* **EXERCISE PROMPT**
Restate the complete material exactly.

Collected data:
::::

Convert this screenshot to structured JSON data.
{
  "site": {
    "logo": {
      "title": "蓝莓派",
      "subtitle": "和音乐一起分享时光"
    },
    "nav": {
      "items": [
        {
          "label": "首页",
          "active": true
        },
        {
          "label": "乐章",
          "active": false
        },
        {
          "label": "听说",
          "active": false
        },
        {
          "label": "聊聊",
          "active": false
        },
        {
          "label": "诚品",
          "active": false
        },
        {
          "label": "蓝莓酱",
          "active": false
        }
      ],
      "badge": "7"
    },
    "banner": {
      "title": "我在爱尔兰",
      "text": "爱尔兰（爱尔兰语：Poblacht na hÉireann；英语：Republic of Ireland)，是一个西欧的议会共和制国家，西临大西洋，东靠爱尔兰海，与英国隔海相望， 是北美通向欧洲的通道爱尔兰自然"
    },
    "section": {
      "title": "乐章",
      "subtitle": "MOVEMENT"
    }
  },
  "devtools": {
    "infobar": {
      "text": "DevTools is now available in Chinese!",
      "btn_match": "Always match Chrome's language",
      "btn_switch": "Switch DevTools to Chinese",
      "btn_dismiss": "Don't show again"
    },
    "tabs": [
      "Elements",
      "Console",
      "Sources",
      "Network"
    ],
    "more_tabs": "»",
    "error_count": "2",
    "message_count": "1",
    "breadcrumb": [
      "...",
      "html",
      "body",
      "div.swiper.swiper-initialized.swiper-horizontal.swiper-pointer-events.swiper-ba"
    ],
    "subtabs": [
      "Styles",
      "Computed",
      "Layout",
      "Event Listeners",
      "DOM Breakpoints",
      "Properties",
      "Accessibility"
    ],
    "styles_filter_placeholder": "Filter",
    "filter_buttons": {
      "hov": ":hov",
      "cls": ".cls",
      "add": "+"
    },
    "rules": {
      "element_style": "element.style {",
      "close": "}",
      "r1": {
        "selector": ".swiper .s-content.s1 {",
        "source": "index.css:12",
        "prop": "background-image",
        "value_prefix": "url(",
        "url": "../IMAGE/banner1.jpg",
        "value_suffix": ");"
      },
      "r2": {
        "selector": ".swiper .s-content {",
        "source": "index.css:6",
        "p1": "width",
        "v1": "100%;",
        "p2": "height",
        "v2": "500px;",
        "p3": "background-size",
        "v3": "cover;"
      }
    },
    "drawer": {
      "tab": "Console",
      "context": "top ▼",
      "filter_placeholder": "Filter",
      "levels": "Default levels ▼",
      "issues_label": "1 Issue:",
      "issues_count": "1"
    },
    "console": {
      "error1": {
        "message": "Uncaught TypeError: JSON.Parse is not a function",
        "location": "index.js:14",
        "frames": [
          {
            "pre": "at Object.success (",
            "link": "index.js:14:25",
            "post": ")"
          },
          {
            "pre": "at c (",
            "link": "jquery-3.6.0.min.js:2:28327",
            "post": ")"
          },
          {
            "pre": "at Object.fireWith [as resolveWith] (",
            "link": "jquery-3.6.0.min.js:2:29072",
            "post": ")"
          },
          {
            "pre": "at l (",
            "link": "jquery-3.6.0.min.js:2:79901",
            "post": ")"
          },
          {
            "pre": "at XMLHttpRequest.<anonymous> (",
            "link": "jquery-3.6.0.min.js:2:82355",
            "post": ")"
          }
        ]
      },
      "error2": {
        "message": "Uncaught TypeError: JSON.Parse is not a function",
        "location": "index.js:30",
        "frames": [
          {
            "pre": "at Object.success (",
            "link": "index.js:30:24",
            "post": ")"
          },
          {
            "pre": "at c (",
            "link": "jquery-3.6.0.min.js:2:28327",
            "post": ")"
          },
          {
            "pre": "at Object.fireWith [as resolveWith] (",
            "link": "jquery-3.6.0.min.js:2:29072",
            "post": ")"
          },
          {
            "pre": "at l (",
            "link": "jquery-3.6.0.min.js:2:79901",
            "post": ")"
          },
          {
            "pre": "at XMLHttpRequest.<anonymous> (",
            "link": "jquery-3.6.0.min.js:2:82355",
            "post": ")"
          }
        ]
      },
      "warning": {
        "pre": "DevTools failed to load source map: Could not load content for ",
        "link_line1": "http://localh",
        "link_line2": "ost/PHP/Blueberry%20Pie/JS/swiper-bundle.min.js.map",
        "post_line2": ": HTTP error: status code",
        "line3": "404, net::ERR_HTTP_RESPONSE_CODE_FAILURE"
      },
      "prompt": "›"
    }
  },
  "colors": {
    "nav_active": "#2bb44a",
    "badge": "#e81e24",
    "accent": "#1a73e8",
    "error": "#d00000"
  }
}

::::

* **CORRECT ANSWER**
Convert this screenshot to structured JSON data.
{
  "site": {
    "logo": {
      "title": "蓝莓派",
      "subtitle": "和音乐一起分享时光"
    },
    "nav": {
      "items": [
        {
          "label": "首页",
          "active": true
        },
        {
          "label": "乐章",
          "active": false
        },
        {
          "label": "听说",
          "active": false
        },
        {
          "label": "聊聊",
          "active": false
        },
        {
          "label": "诚品",
          "active": false
        },
        {
          "label": "蓝莓酱",
          "active": false
        }
      ],
      "badge": "7"
    },
    "banner": {
      "title": "我在爱尔兰",
      "text": "爱尔兰（爱尔兰语：Poblacht na hÉireann；英语：Republic of Ireland)，是一个西欧的议会共和制国家，西临大西洋，东靠爱尔兰海，与英国隔海相望， 是北美通向欧洲的通道爱尔兰自然"
    },
    "section": {
      "title": "乐章",
      "subtitle": "MOVEMENT"
    }
  },
  "devtools": {
    "infobar": {
      "text": "DevTools is now available in Chinese!",
      "btn_match": "Always match Chrome's language",
      "btn_switch": "Switch DevTools to Chinese",
      "btn_dismiss": "Don't show again"
    },
    "tabs": [
      "Elements",
      "Console",
      "Sources",
      "Network"
    ],
    "more_tabs": "»",
    "error_count": "2",
    "message_count": "1",
    "breadcrumb": [
      "...",
      "html",
      "body",
      "div.swiper.swiper-initialized.swiper-horizontal.swiper-pointer-events.swiper-ba"
    ],
    "subtabs": [
      "Styles",
      "Computed",
      "Layout",
      "Event Listeners",
      "DOM Breakpoints",
      "Properties",
      "Accessibility"
    ],
    "styles_filter_placeholder": "Filter",
    "filter_buttons": {
      "hov": ":hov",
      "cls": ".cls",
      "add": "+"
    },
    "rules": {
      "element_style": "element.style {",
      "close": "}",
      "r1": {
        "selector": ".swiper .s-content.s1 {",
        "source": "index.css:12",
        "prop": "background-image",
        "value_prefix": "url(",
        "url": "../IMAGE/banner1.jpg",
        "value_suffix": ");"
      },
      "r2": {
        "selector": ".swiper .s-content {",
        "source": "index.css:6",
        "p1": "width",
        "v1": "100%;",
        "p2": "height",
        "v2": "500px;",
        "p3": "background-size",
        "v3": "cover;"
      }
    },
    "drawer": {
      "tab": "Console",
      "context": "top ▼",
      "filter_placeholder": "Filter",
      "levels": "Default levels ▼",
      "issues_label": "1 Issue:",
      "issues_count": "1"
    },
    "console": {
      "error1": {
        "message": "Uncaught TypeError: JSON.Parse is not a function",
        "location": "index.js:14",
        "frames": [
          {
            "pre": "at Object.success (",
            "link": "index.js:14:25",
            "post": ")"
          },
          {
            "pre": "at c (",
            "link": "jquery-3.6.0.min.js:2:28327",
            "post": ")"
          },
          {
            "pre": "at Object.fireWith [as resolveWith] (",
            "link": "jquery-3.6.0.min.js:2:29072",
            "post": ")"
          },
          {
            "pre": "at l (",
            "link": "jquery-3.6.0.min.js:2:79901",
            "post": ")"
          },
          {
            "pre": "at XMLHttpRequest.<anonymous> (",
            "link": "jquery-3.6.0.min.js:2:82355",
            "post": ")"
          }
        ]
      },
      "error2": {
        "message": "Uncaught TypeError: JSON.Parse is not a function",
        "location": "index.js:30",
        "frames": [
          {
            "pre": "at Object.success (",
            "link": "index.js:30:24",
            "post": ")"
          },
          {
            "pre": "at c (",
            "link": "jquery-3.6.0.min.js:2:28327",
            "post": ")"
          },
          {
            "pre": "at Object.fireWith [as resolveWith] (",
            "link": "jquery-3.6.0.min.js:2:29072",
            "post": ")"
          },
          {
            "pre": "at l (",
            "link": "jquery-3.6.0.min.js:2:79901",
            "post": ")"
          },
          {
            "pre": "at XMLHttpRequest.<anonymous> (",
            "link": "jquery-3.6.0.min.js:2:82355",
            "post": ")"
          }
        ]
      },
      "warning": {
        "pre": "DevTools failed to load source map: Could not load content for ",
        "link_line1": "http://localh",
        "link_line2": "ost/PHP/Blueberry%20Pie/JS/swiper-bundle.min.js.map",
        "post_line2": ": HTTP error: status code",
        "line3": "404, net::ERR_HTTP_RESPONSE_CODE_FAILURE"
      },
      "prompt": "›"
    }
  },
  "colors": {
    "nav_active": "#2bb44a",
    "badge": "#e81e24",
    "accent": "#1a73e8",
    "error": "#d00000"
  }
}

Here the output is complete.